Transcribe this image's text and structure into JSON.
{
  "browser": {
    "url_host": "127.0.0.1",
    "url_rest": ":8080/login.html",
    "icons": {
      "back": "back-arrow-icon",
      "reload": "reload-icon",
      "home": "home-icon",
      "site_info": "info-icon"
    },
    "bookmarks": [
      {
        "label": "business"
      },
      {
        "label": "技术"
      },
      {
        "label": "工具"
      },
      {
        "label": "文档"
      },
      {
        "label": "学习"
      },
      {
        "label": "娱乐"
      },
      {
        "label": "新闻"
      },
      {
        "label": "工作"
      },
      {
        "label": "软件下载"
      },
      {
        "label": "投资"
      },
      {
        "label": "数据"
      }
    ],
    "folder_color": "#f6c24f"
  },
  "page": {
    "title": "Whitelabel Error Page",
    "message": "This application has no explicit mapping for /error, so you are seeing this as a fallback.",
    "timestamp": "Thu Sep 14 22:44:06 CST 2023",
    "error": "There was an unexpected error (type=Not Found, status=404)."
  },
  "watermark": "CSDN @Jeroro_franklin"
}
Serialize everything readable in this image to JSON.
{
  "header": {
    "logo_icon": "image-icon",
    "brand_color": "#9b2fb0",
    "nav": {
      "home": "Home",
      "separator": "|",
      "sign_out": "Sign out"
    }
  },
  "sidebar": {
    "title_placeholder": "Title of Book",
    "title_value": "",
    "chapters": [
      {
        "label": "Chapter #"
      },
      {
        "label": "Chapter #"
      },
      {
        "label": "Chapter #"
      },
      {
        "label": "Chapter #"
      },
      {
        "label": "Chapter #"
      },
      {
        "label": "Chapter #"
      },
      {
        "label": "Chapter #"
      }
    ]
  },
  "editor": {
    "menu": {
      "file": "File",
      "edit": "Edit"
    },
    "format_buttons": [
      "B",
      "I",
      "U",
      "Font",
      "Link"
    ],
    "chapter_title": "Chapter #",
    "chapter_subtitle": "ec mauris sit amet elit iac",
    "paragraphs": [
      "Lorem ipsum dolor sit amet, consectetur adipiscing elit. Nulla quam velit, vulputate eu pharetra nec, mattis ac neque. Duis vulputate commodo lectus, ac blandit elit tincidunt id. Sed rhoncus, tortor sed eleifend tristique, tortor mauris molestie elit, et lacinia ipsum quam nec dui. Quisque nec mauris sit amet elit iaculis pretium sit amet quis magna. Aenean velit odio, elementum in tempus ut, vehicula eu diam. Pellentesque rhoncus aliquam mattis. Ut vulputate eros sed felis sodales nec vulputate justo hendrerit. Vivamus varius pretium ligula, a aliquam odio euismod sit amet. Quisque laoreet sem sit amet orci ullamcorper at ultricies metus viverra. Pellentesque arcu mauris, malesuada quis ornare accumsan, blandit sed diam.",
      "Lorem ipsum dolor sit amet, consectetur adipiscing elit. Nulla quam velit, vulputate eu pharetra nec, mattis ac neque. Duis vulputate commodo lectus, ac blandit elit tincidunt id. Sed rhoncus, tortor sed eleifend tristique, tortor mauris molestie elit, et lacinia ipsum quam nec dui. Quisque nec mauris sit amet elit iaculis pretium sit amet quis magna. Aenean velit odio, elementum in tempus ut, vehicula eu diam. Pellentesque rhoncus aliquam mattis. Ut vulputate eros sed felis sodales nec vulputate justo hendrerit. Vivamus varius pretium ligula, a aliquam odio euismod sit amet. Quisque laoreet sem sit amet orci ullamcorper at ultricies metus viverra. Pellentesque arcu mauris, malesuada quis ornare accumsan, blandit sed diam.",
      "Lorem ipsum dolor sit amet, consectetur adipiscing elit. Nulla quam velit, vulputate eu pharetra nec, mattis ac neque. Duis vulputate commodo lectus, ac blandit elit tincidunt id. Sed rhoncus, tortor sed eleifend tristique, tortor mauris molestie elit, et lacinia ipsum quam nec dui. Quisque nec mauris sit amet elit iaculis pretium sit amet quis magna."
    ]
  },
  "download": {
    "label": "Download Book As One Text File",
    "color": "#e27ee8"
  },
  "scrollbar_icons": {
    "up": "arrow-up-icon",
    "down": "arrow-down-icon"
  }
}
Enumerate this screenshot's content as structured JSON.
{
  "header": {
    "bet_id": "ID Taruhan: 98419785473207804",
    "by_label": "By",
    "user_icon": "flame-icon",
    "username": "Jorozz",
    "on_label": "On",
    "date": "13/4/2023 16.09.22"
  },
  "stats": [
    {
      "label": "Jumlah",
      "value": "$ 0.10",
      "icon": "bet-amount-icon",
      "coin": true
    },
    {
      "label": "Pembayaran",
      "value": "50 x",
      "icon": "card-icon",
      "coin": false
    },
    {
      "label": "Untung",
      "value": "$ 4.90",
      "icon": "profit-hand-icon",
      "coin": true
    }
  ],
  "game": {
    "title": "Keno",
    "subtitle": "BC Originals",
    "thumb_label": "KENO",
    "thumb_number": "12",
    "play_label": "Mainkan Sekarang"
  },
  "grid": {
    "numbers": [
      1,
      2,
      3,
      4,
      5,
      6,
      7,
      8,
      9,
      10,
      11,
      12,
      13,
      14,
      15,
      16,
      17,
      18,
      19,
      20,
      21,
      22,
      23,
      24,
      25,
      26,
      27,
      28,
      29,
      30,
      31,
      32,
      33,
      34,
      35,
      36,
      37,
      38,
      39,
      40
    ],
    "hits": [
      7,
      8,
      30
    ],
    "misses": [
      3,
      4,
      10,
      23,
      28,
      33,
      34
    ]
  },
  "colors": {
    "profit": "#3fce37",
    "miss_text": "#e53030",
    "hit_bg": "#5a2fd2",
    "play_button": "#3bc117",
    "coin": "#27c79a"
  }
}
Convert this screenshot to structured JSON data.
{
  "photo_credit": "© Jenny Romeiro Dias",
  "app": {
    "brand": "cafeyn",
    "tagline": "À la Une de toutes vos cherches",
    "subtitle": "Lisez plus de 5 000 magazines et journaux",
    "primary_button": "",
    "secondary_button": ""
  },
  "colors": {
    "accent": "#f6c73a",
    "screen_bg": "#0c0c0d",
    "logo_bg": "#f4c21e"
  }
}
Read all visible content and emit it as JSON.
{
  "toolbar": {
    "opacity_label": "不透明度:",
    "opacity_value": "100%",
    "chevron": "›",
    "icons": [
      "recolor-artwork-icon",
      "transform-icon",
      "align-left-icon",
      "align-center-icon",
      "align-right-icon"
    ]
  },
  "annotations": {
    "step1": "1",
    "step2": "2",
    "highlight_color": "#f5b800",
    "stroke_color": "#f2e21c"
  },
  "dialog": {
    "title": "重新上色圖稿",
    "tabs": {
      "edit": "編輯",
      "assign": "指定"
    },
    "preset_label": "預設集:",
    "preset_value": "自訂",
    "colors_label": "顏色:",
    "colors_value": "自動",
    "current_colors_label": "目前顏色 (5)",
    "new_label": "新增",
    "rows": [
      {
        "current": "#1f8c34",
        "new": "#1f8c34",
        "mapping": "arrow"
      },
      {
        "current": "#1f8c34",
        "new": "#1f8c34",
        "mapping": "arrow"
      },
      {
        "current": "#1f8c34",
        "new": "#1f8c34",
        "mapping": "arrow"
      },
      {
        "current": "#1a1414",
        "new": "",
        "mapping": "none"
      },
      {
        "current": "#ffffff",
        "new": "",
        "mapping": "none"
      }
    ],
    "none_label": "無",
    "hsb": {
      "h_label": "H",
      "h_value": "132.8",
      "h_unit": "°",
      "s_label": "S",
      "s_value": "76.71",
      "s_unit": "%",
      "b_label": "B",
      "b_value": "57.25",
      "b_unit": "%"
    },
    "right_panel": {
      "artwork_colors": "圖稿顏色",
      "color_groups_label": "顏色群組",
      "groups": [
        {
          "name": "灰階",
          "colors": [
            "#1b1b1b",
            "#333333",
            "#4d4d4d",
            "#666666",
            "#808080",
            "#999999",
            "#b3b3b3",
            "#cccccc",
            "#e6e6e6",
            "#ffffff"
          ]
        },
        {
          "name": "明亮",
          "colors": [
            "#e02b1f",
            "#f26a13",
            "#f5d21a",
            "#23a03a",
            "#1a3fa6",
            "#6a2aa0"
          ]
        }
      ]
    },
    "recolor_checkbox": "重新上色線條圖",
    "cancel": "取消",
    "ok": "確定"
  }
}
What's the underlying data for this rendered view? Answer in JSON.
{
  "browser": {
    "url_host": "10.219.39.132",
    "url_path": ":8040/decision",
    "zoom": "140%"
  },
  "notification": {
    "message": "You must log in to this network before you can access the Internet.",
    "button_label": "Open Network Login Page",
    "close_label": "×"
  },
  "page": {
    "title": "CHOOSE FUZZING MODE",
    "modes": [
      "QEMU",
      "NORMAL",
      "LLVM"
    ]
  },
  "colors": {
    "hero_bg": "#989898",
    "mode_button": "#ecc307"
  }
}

- [What you need to do] Report how many lines of the entries hold the string "content". Provide the number alone.

- [Problem solution] 2